[Stored entries]
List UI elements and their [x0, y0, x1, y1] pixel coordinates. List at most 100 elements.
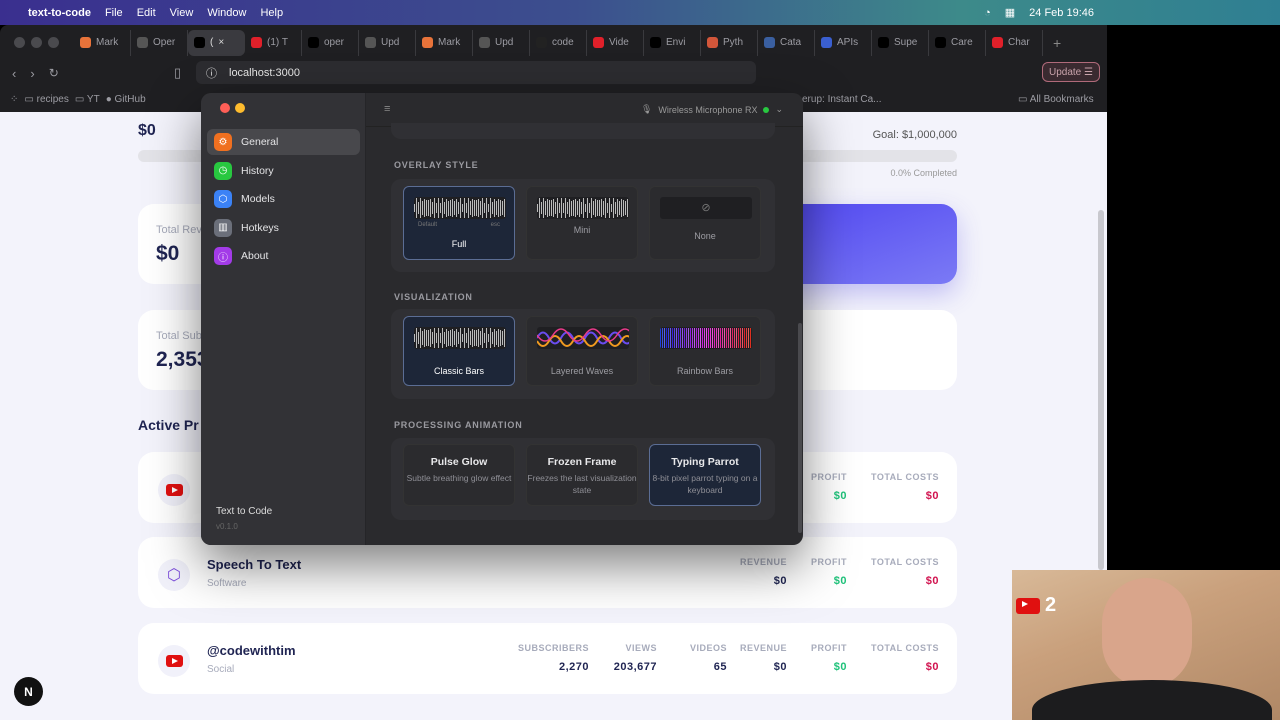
- browser-tab[interactable]: (×: [188, 29, 245, 56]
- viz-option-classic-bars[interactable]: Classic Bars: [403, 316, 515, 386]
- browser-tab[interactable]: Envi: [644, 29, 701, 56]
- browser-tab[interactable]: Oper: [131, 29, 188, 56]
- browser-tab[interactable]: code: [530, 29, 587, 56]
- processing-animation-group: Pulse Glow Subtle breathing glow effect Fr…: [391, 438, 775, 520]
- browser-tab[interactable]: APIs: [815, 29, 872, 56]
- favicon-icon: [764, 37, 775, 48]
- menu-icon[interactable]: ≡: [384, 103, 391, 115]
- viz-option-layered-waves[interactable]: Layered Waves: [526, 316, 638, 386]
- anim-option-frozen-frame[interactable]: Frozen Frame Freezes the last visualizati…: [526, 444, 638, 506]
- back-icon[interactable]: ‹: [12, 65, 17, 81]
- clock[interactable]: 24 Feb 19:46: [1029, 6, 1094, 19]
- close-button[interactable]: [220, 103, 230, 113]
- reload-icon[interactable]: ↻: [48, 66, 59, 80]
- browser-tab[interactable]: Pyth: [701, 29, 758, 56]
- stat-label: TOTAL COSTS: [870, 472, 939, 482]
- new-tab-button[interactable]: +: [1053, 34, 1062, 51]
- settings-window: ⚙ General ◷ History ⬡ Models ▥ Hotkeys ⓘ About Te…: [201, 93, 803, 545]
- favicon-icon: [536, 37, 547, 48]
- favicon-icon: [422, 37, 433, 48]
- browser-tab[interactable]: Upd: [473, 29, 530, 56]
- project-name: Speech To Text: [207, 557, 302, 572]
- stat-label: SUBSCRIBERS: [517, 643, 589, 653]
- project-avatar: ⬡: [158, 559, 190, 591]
- project-card[interactable]: ⬡ Speech To Text Software REVENUE $0 PROFIT $0…: [138, 537, 957, 608]
- option-label: Layered Waves: [550, 366, 614, 376]
- browser-tab[interactable]: Vide: [587, 29, 644, 56]
- favicon-icon: [992, 37, 1003, 48]
- sidebar-item-label: Hotkeys: [241, 221, 279, 234]
- anim-option-typing-parrot[interactable]: Typing Parrot 8-bit pixel parrot typing o…: [649, 444, 761, 506]
- option-title: Typing Parrot: [671, 456, 739, 468]
- bookmark-icon[interactable]: ▯: [174, 65, 182, 80]
- sidebar-item-hotkeys[interactable]: ▥ Hotkeys: [207, 215, 360, 241]
- apps-icon[interactable]: ⁘: [10, 93, 19, 105]
- page-scrollbar[interactable]: [1098, 210, 1104, 570]
- stat-value: 2,270: [558, 661, 589, 673]
- project-type: Social: [207, 664, 235, 675]
- menu-app[interactable]: text-to-code: [28, 6, 91, 19]
- status-area: ◔ ▦ 24 Feb 19:46: [0, 0, 1280, 25]
- app-name: Text to Code: [216, 506, 273, 517]
- control-center-icon[interactable]: ▦: [1004, 7, 1016, 19]
- update-button[interactable]: Update ☰: [1042, 62, 1100, 82]
- option-label: Classic Bars: [433, 366, 484, 376]
- url-bar[interactable]: ⓘ localhost:3000: [196, 61, 756, 84]
- settings-scrollbar[interactable]: [798, 323, 802, 533]
- overlay-option-full[interactable]: Default esc Full: [403, 186, 515, 260]
- url-text[interactable]: localhost:3000: [229, 66, 300, 79]
- bookmark-github[interactable]: ● GitHub: [105, 93, 146, 105]
- sidebar-item-about[interactable]: ⓘ About: [207, 243, 360, 269]
- overlay-style-group: Default esc Full Mini ⊘ None: [391, 179, 775, 272]
- browser-tab[interactable]: (1) T: [245, 29, 302, 56]
- viz-option-rainbow-bars[interactable]: Rainbow Bars: [649, 316, 761, 386]
- project-card[interactable]: @codewithtim Social SUBSCRIBERS 2,270 VIEWS 2…: [138, 623, 957, 694]
- minimize-button[interactable]: [235, 103, 245, 113]
- sidebar-item-history[interactable]: ◷ History: [207, 158, 360, 184]
- app-version: v0.1.0: [216, 522, 238, 531]
- forward-icon[interactable]: ›: [30, 65, 35, 81]
- hint-left: Default: [418, 222, 438, 228]
- menu-window[interactable]: Window: [207, 6, 247, 19]
- tab-label: (: [210, 37, 214, 48]
- overlay-option-mini[interactable]: Mini: [526, 186, 638, 260]
- option-preview: [414, 197, 506, 219]
- browser-tab[interactable]: Char: [986, 29, 1043, 56]
- bookmark-recipes[interactable]: ▭ recipes: [24, 93, 69, 105]
- browser-tab[interactable]: Cata: [758, 29, 815, 56]
- project-stat: VIEWS 203,677: [614, 643, 657, 673]
- youtube-icon: [165, 484, 183, 496]
- favicon-icon: [137, 37, 148, 48]
- wifi-icon[interactable]: ◔: [984, 6, 991, 19]
- menu-help[interactable]: Help: [260, 6, 284, 19]
- anim-option-pulse-glow[interactable]: Pulse Glow Subtle breathing glow effect: [403, 444, 515, 506]
- browser-tab[interactable]: Mark: [74, 29, 131, 56]
- favicon-icon: [707, 37, 718, 48]
- bookmark-trailing[interactable]: erup: Instant Ca...: [802, 93, 882, 105]
- window-controls[interactable]: [0, 37, 74, 48]
- total-subs-label: Total Sub: [156, 330, 202, 342]
- stat-label: REVENUE: [739, 557, 787, 567]
- close-tab-icon[interactable]: ×: [218, 37, 225, 48]
- sidebar-item-models[interactable]: ⬡ Models: [207, 186, 360, 212]
- tab-label: code: [552, 37, 574, 48]
- browser-tab[interactable]: Supe: [872, 29, 929, 56]
- browser-tab[interactable]: Upd: [359, 29, 416, 56]
- bookmark-yt[interactable]: ▭ YT: [74, 93, 100, 105]
- browser-tab[interactable]: oper: [302, 29, 359, 56]
- menu-edit[interactable]: Edit: [136, 6, 156, 19]
- sidebar-item-general[interactable]: ⚙ General: [207, 129, 360, 155]
- menu-view[interactable]: View: [169, 6, 194, 19]
- browser-tab[interactable]: Care: [929, 29, 986, 56]
- completed-text: 0.0% Completed: [890, 168, 957, 178]
- tab-label: Envi: [666, 37, 686, 48]
- all-bookmarks[interactable]: ▭ All Bookmarks: [1018, 93, 1094, 105]
- browser-tab[interactable]: Mark: [416, 29, 473, 56]
- microphone-select[interactable]: 🎙 Wireless Microphone RX ⌄: [641, 104, 783, 115]
- menu-file[interactable]: File: [104, 6, 123, 19]
- overlay-option-none[interactable]: ⊘ None: [649, 186, 761, 260]
- nextjs-dev-button[interactable]: N: [14, 677, 43, 706]
- project-name: @codewithtim: [207, 643, 296, 658]
- tab-label: Supe: [894, 37, 918, 48]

- [INSTRUCTIONS FOR THE TASK]:
Reproduce every line of the entries above word for word, but leave out the pictures.

- [TASK RESULT]:
List UI elements and their [x0, y0, x1, y1] pixel coordinates. List at most 100 elements.
- browser-tab[interactable]: (×: [188, 29, 245, 56]
- viz-option-classic-bars[interactable]: Classic Bars: [403, 316, 515, 386]
- browser-tab[interactable]: Envi: [644, 29, 701, 56]
- browser-tab[interactable]: Oper: [131, 29, 188, 56]
- browser-tab[interactable]: code: [530, 29, 587, 56]
- processing-animation-group: Pulse Glow Subtle breathing glow effect Fr…: [391, 438, 775, 520]
- browser-tab[interactable]: APIs: [815, 29, 872, 56]
- favicon-icon: [764, 37, 775, 48]
- menu-icon[interactable]: ≡: [384, 103, 391, 115]
- viz-option-layered-waves[interactable]: Layered Waves: [526, 316, 638, 386]
- anim-option-frozen-frame[interactable]: Frozen Frame Freezes the last visualizati…: [526, 444, 638, 506]
- back-icon[interactable]: ‹: [12, 65, 17, 81]
- clock[interactable]: 24 Feb 19:46: [1029, 6, 1094, 19]
- close-button[interactable]: [220, 103, 230, 113]
- reload-icon[interactable]: ↻: [48, 66, 59, 80]
- browser-tab[interactable]: Pyth: [701, 29, 758, 56]
- stat-label: TOTAL COSTS: [870, 472, 939, 482]
- new-tab-button[interactable]: +: [1053, 34, 1062, 51]
- settings-window: ⚙ General ◷ History ⬡ Models ▥ Hotkeys ⓘ About Te…: [201, 93, 803, 545]
- favicon-icon: [536, 37, 547, 48]
- favicon-icon: [422, 37, 433, 48]
- browser-tab[interactable]: Upd: [473, 29, 530, 56]
- project-name: Speech To Text: [207, 557, 302, 572]
- stat-label: SUBSCRIBERS: [517, 643, 589, 653]
- project-avatar: ⬡: [158, 559, 190, 591]
- project-card[interactable]: ⬡ Speech To Text Software REVENUE $0 PROFIT $0…: [138, 537, 957, 608]
- option-label: Layered Waves: [550, 366, 614, 376]
- browser-tab[interactable]: Vide: [587, 29, 644, 56]
- favicon-icon: [992, 37, 1003, 48]
- sidebar-item-label: Hotkeys: [241, 221, 279, 234]
- anim-option-typing-parrot[interactable]: Typing Parrot 8-bit pixel parrot typing o…: [649, 444, 761, 506]
- option-title: Typing Parrot: [671, 456, 739, 468]
- bookmark-icon[interactable]: ▯: [174, 65, 182, 80]
- sidebar-item-hotkeys[interactable]: ▥ Hotkeys: [207, 215, 360, 241]
- apps-icon[interactable]: ⁘: [10, 93, 19, 105]
- page-scrollbar[interactable]: [1098, 210, 1104, 570]
- stat-value: 2,270: [558, 661, 589, 673]
- project-type: Social: [207, 664, 235, 675]
- menu-app[interactable]: text-to-code: [28, 6, 91, 19]
- status-area: ◔ ▦ 24 Feb 19:46: [0, 0, 1280, 25]
- app-name: Text to Code: [216, 506, 273, 517]
- control-center-icon[interactable]: ▦: [1004, 7, 1016, 19]
- update-button[interactable]: Update ☰: [1042, 62, 1100, 82]
- option-label: Classic Bars: [433, 366, 484, 376]
- url-bar[interactable]: ⓘ localhost:3000: [196, 61, 756, 84]
- settings-scrollbar[interactable]: [798, 323, 802, 533]
- overlay-option-full[interactable]: Default esc Full: [403, 186, 515, 260]
- url-text[interactable]: localhost:3000: [229, 66, 300, 79]
- bookmark-github[interactable]: ● GitHub: [105, 93, 146, 105]
- sidebar-item-about[interactable]: ⓘ About: [207, 243, 360, 269]
- overlay-style-group: Default esc Full Mini ⊘ None: [391, 179, 775, 272]
- browser-tab[interactable]: (1) T: [245, 29, 302, 56]
- viz-option-rainbow-bars[interactable]: Rainbow Bars: [649, 316, 761, 386]
- project-card[interactable]: @codewithtim Social SUBSCRIBERS 2,270 VIEWS 2…: [138, 623, 957, 694]
- minimize-button[interactable]: [235, 103, 245, 113]
- sidebar-item-history[interactable]: ◷ History: [207, 158, 360, 184]
- app-version: v0.1.0: [216, 522, 238, 531]
- forward-icon[interactable]: ›: [30, 65, 35, 81]
- hint-left: Default: [418, 222, 438, 228]
- menu-window[interactable]: Window: [207, 6, 247, 19]
- tab-label: (: [210, 37, 214, 48]
- overlay-option-mini[interactable]: Mini: [526, 186, 638, 260]
- option-preview: [414, 197, 506, 219]
- browser-tab[interactable]: Char: [986, 29, 1043, 56]
- bookmark-recipes[interactable]: ▭ recipes: [24, 93, 69, 105]
- browser-tab[interactable]: Cata: [758, 29, 815, 56]
- project-stat: VIEWS 203,677: [614, 643, 657, 673]
- youtube-icon: [165, 484, 183, 496]
- favicon-icon: [137, 37, 148, 48]
- wifi-icon[interactable]: ◔: [984, 6, 991, 19]
- menu-help[interactable]: Help: [260, 6, 284, 19]
- anim-option-pulse-glow[interactable]: Pulse Glow Subtle breathing glow effect: [403, 444, 515, 506]
- browser-tab[interactable]: Mark: [74, 29, 131, 56]
- favicon-icon: [707, 37, 718, 48]
- bookmark-trailing[interactable]: erup: Instant Ca...: [802, 93, 882, 105]
- window-controls[interactable]: [0, 37, 74, 48]
- total-subs-label: Total Sub: [156, 330, 202, 342]
- stat-label: REVENUE: [739, 557, 787, 567]
- close-tab-icon[interactable]: ×: [218, 37, 225, 48]
- sidebar-item-models[interactable]: ⬡ Models: [207, 186, 360, 212]
- tab-label: code: [552, 37, 574, 48]
- browser-tab[interactable]: Supe: [872, 29, 929, 56]
- browser-tab[interactable]: Upd: [359, 29, 416, 56]
- bookmark-yt[interactable]: ▭ YT: [74, 93, 100, 105]
- browser-tab[interactable]: oper: [302, 29, 359, 56]
- menu-edit[interactable]: Edit: [136, 6, 156, 19]
- sidebar-item-general[interactable]: ⚙ General: [207, 129, 360, 155]
- menu-view[interactable]: View: [169, 6, 194, 19]
- browser-tab[interactable]: Care: [929, 29, 986, 56]
- completed-text: 0.0% Completed: [890, 168, 957, 178]
- tab-label: Envi: [666, 37, 686, 48]
- all-bookmarks[interactable]: ▭ All Bookmarks: [1018, 93, 1094, 105]
- browser-tab[interactable]: Mark: [416, 29, 473, 56]
- microphone-select[interactable]: 🎙 Wireless Microphone RX ⌄: [641, 104, 783, 115]
- menu-file[interactable]: File: [104, 6, 123, 19]
- overlay-option-none[interactable]: ⊘ None: [649, 186, 761, 260]
- nextjs-dev-button[interactable]: N: [14, 677, 43, 706]
- project-name: @codewithtim: [207, 643, 296, 658]
- tab-label: Supe: [894, 37, 918, 48]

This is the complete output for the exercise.